<<<<

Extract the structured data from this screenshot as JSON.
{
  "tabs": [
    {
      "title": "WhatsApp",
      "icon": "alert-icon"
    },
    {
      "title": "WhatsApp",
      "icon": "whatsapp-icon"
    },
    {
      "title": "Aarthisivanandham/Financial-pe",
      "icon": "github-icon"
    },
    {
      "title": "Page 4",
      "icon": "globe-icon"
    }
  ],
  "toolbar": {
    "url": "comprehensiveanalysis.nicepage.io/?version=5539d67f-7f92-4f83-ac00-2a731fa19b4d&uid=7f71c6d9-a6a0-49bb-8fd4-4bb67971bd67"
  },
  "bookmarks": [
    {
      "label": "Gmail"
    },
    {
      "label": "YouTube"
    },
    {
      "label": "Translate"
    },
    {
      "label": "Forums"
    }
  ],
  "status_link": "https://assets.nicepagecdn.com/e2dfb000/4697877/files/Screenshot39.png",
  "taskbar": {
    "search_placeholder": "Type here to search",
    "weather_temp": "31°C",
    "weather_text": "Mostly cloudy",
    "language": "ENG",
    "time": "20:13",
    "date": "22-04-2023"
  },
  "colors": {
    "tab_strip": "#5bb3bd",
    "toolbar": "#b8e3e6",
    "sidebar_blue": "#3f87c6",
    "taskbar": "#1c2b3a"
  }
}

>>>>

(Given request) Using the data above, print every record exactly as shown.

(Problem solution)
Extract the structured data from this screenshot as JSON.
{
  "tabs": [
    {
      "title": "WhatsApp",
      "icon": "alert-icon"
    },
    {
      "title": "WhatsApp",
      "icon": "whatsapp-icon"
    },
    {
      "title": "Aarthisivanandham/Financial-pe",
      "icon": "github-icon"
    },
    {
      "title": "Page 4",
      "icon": "globe-icon"
    }
  ],
  "toolbar": {
    "url": "comprehensiveanalysis.nicepage.io/?version=5539d67f-7f92-4f83-ac00-2a731fa19b4d&uid=7f71c6d9-a6a0-49bb-8fd4-4bb67971bd67"
  },
  "bookmarks": [
    {
      "label": "Gmail"
    },
    {
      "label": "YouTube"
    },
    {
      "label": "Translate"
    },
    {
      "label": "Forums"
    }
  ],
  "status_link": "https://assets.nicepagecdn.com/e2dfb000/4697877/files/Screenshot39.png",
  "taskbar": {
    "search_placeholder": "Type here to search",
    "weather_temp": "31°C",
    "weather_text": "Mostly cloudy",
    "language": "ENG",
    "time": "20:13",
    "date": "22-04-2023"
  },
  "colors": {
    "tab_strip": "#5bb3bd",
    "toolbar": "#b8e3e6",
    "sidebar_blue": "#3f87c6",
    "taskbar": "#1c2b3a"
  }
}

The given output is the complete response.